● **Exercise requirements**
Restate the entries word for word, omitting nothing.
##### Information shown
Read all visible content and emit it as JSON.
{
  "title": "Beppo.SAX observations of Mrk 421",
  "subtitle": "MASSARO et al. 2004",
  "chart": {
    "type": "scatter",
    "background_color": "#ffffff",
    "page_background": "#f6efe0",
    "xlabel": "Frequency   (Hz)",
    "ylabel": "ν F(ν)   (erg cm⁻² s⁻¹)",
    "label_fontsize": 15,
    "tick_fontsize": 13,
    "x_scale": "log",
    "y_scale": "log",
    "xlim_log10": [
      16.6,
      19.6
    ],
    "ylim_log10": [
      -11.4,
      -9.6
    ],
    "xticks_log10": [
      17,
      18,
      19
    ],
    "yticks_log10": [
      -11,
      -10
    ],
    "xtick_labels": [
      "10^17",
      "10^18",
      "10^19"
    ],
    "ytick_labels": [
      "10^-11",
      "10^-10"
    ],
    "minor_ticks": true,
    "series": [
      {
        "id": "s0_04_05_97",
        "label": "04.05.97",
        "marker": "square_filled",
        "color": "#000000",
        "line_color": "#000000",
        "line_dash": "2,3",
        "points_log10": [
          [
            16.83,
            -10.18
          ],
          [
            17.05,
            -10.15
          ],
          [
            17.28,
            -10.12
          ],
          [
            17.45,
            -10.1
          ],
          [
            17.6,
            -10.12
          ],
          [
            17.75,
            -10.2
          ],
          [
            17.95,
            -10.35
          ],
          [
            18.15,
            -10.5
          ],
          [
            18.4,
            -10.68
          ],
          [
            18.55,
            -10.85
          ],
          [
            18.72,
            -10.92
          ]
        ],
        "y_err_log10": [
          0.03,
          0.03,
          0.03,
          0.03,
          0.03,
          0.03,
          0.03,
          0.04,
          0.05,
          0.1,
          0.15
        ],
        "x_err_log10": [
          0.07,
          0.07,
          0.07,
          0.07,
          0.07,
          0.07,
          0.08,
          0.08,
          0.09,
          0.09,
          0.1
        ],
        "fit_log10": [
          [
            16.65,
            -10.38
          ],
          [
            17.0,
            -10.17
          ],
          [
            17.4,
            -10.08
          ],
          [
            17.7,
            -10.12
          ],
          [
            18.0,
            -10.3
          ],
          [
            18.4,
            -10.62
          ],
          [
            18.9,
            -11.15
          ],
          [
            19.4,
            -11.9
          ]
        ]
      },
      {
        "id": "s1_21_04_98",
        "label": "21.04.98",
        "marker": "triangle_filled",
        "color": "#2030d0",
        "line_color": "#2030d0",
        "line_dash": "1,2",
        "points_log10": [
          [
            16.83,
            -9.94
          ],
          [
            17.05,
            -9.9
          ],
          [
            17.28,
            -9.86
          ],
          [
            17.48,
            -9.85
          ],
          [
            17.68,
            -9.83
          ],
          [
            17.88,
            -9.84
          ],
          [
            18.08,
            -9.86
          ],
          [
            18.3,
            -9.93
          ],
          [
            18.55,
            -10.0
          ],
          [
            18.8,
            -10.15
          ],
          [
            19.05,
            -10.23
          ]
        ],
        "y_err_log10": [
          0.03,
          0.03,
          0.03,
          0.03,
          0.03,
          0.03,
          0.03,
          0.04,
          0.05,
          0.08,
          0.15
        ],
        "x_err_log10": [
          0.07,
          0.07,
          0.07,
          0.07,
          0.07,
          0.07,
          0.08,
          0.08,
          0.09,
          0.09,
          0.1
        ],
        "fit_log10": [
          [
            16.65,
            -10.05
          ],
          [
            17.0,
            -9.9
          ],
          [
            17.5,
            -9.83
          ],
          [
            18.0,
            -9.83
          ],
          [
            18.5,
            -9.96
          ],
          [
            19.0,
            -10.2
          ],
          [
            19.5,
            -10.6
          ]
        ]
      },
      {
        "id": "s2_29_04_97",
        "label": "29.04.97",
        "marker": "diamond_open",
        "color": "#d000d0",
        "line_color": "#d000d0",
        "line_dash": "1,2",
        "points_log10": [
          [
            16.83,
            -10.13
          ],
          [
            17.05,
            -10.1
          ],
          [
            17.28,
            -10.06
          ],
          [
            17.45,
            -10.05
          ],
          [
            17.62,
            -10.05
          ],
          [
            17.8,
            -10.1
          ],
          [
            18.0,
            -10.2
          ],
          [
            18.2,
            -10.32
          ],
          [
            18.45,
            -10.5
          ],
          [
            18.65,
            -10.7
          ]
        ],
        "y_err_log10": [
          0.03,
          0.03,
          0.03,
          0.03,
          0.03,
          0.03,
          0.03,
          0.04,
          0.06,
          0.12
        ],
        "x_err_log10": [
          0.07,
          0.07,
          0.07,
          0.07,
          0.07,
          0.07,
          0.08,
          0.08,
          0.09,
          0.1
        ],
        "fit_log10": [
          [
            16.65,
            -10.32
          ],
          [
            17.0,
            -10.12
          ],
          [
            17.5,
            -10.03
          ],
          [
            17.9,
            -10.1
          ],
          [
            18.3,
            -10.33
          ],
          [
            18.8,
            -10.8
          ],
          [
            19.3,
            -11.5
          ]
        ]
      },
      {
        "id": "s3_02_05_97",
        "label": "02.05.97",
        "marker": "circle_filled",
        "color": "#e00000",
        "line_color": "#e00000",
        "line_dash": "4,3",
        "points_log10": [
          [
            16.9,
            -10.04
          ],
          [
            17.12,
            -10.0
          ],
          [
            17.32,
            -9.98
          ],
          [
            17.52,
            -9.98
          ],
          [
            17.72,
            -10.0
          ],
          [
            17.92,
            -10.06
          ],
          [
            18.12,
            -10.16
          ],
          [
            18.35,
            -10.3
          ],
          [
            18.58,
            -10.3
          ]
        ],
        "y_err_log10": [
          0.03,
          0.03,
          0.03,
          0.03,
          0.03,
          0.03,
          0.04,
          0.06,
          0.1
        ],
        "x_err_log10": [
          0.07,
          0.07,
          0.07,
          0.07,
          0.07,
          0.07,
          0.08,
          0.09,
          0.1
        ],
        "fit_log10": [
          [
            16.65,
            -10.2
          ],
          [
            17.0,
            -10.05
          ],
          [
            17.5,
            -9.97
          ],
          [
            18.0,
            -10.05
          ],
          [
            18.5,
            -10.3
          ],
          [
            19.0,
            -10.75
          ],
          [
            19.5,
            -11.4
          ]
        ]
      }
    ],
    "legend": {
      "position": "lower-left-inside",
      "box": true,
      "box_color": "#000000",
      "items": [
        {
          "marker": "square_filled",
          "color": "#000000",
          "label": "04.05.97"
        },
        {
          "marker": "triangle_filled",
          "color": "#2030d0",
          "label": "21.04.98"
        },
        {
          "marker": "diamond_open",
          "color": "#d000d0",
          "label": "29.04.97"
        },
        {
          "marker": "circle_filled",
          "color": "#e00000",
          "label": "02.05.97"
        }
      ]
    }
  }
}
##########
● **The reply**
Read all visible content and emit it as JSON.
{
  "title": "Beppo.SAX observations of Mrk 421",
  "subtitle": "MASSARO et al. 2004",
  "chart": {
    "type": "scatter",
    "background_color": "#ffffff",
    "page_background": "#f6efe0",
    "xlabel": "Frequency   (Hz)",
    "ylabel": "ν F(ν)   (erg cm⁻² s⁻¹)",
    "label_fontsize": 15,
    "tick_fontsize": 13,
    "x_scale": "log",
    "y_scale": "log",
    "xlim_log10": [
      16.6,
      19.6
    ],
    "ylim_log10": [
      -11.4,
      -9.6
    ],
    "xticks_log10": [
      17,
      18,
      19
    ],
    "yticks_log10": [
      -11,
      -10
    ],
    "xtick_labels": [
      "10^17",
      "10^18",
      "10^19"
    ],
    "ytick_labels": [
      "10^-11",
      "10^-10"
    ],
    "minor_ticks": true,
    "series": [
      {
        "id": "s0_04_05_97",
        "label": "04.05.97",
        "marker": "square_filled",
        "color": "#000000",
        "line_color": "#000000",
        "line_dash": "2,3",
        "points_log10": [
          [
            16.83,
            -10.18
          ],
          [
            17.05,
            -10.15
          ],
          [
            17.28,
            -10.12
          ],
          [
            17.45,
            -10.1
          ],
          [
            17.6,
            -10.12
          ],
          [
            17.75,
            -10.2
          ],
          [
            17.95,
            -10.35
          ],
          [
            18.15,
            -10.5
          ],
          [
            18.4,
            -10.68
          ],
          [
            18.55,
            -10.85
          ],
          [
            18.72,
            -10.92
          ]
        ],
        "y_err_log10": [
          0.03,
          0.03,
          0.03,
          0.03,
          0.03,
          0.03,
          0.03,
          0.04,
          0.05,
          0.1,
          0.15
        ],
        "x_err_log10": [
          0.07,
          0.07,
          0.07,
          0.07,
          0.07,
          0.07,
          0.08,
          0.08,
          0.09,
          0.09,
          0.1
        ],
        "fit_log10": [
          [
            16.65,
            -10.38
          ],
          [
            17.0,
            -10.17
          ],
          [
            17.4,
            -10.08
          ],
          [
            17.7,
            -10.12
          ],
          [
            18.0,
            -10.3
          ],
          [
            18.4,
            -10.62
          ],
          [
            18.9,
            -11.15
          ],
          [
            19.4,
            -11.9
          ]
        ]
      },
      {
        "id": "s1_21_04_98",
        "label": "21.04.98",
        "marker": "triangle_filled",
        "color": "#2030d0",
        "line_color": "#2030d0",
        "line_dash": "1,2",
        "points_log10": [
          [
            16.83,
            -9.94
          ],
          [
            17.05,
            -9.9
          ],
          [
            17.28,
            -9.86
          ],
          [
            17.48,
            -9.85
          ],
          [
            17.68,
            -9.83
          ],
          [
            17.88,
            -9.84
          ],
          [
            18.08,
            -9.86
          ],
          [
            18.3,
            -9.93
          ],
          [
            18.55,
            -10.0
          ],
          [
            18.8,
            -10.15
          ],
          [
            19.05,
            -10.23
          ]
        ],
        "y_err_log10": [
          0.03,
          0.03,
          0.03,
          0.03,
          0.03,
          0.03,
          0.03,
          0.04,
          0.05,
          0.08,
          0.15
        ],
        "x_err_log10": [
          0.07,
          0.07,
          0.07,
          0.07,
          0.07,
          0.07,
          0.08,
          0.08,
          0.09,
          0.09,
          0.1
        ],
        "fit_log10": [
          [
            16.65,
            -10.05
          ],
          [
            17.0,
            -9.9
          ],
          [
            17.5,
            -9.83
          ],
          [
            18.0,
            -9.83
          ],
          [
            18.5,
            -9.96
          ],
          [
            19.0,
            -10.2
          ],
          [
            19.5,
            -10.6
          ]
        ]
      },
      {
        "id": "s2_29_04_97",
        "label": "29.04.97",
        "marker": "diamond_open",
        "color": "#d000d0",
        "line_color": "#d000d0",
        "line_dash": "1,2",
        "points_log10": [
          [
            16.83,
            -10.13
          ],
          [
            17.05,
            -10.1
          ],
          [
            17.28,
            -10.06
          ],
          [
            17.45,
            -10.05
          ],
          [
            17.62,
            -10.05
          ],
          [
            17.8,
            -10.1
          ],
          [
            18.0,
            -10.2
          ],
          [
            18.2,
            -10.32
          ],
          [
            18.45,
            -10.5
          ],
          [
            18.65,
            -10.7
          ]
        ],
        "y_err_log10": [
          0.03,
          0.03,
          0.03,
          0.03,
          0.03,
          0.03,
          0.03,
          0.04,
          0.06,
          0.12
        ],
        "x_err_log10": [
          0.07,
          0.07,
          0.07,
          0.07,
          0.07,
          0.07,
          0.08,
          0.08,
          0.09,
          0.1
        ],
        "fit_log10": [
          [
            16.65,
            -10.32
          ],
          [
            17.0,
            -10.12
          ],
          [
            17.5,
            -10.03
          ],
          [
            17.9,
            -10.1
          ],
          [
            18.3,
            -10.33
          ],
          [
            18.8,
            -10.8
          ],
          [
            19.3,
            -11.5
          ]
        ]
      },
      {
        "id": "s3_02_05_97",
        "label": "02.05.97",
        "marker": "circle_filled",
        "color": "#e00000",
        "line_color": "#e00000",
        "line_dash": "4,3",
        "points_log10": [
          [
            16.9,
            -10.04
          ],
          [
            17.12,
            -10.0
          ],
          [
            17.32,
            -9.98
          ],
          [
            17.52,
            -9.98
          ],
          [
            17.72,
            -10.0
          ],
          [
            17.92,
            -10.06
          ],
          [
            18.12,
            -10.16
          ],
          [
            18.35,
            -10.3
          ],
          [
            18.58,
            -10.3
          ]
        ],
        "y_err_log10": [
          0.03,
          0.03,
          0.03,
          0.03,
          0.03,
          0.03,
          0.04,
          0.06,
          0.1
        ],
        "x_err_log10": [
          0.07,
          0.07,
          0.07,
          0.07,
          0.07,
          0.07,
          0.08,
          0.09,
          0.1
        ],
        "fit_log10": [
          [
            16.65,
            -10.2
          ],
          [
            17.0,
            -10.05
          ],
          [
            17.5,
            -9.97
          ],
          [
            18.0,
            -10.05
          ],
          [
            18.5,
            -10.3
          ],
          [
            19.0,
            -10.75
          ],
          [
            19.5,
            -11.4
          ]
        ]
      }
    ],
    "legend": {
      "position": "lower-left-inside",
      "box": true,
      "box_color": "#000000",
      "items": [
        {
          "marker": "square_filled",
          "color": "#000000",
          "label": "04.05.97"
        },
        {
          "marker": "triangle_filled",
          "color": "#2030d0",
          "label": "21.04.98"
        },
        {
          "marker": "diamond_open",
          "color": "#d000d0",
          "label": "29.04.97"
        },
        {
          "marker": "circle_filled",
          "color": "#e00000",
          "label": "02.05.97"
        }
      ]
    }
  }
}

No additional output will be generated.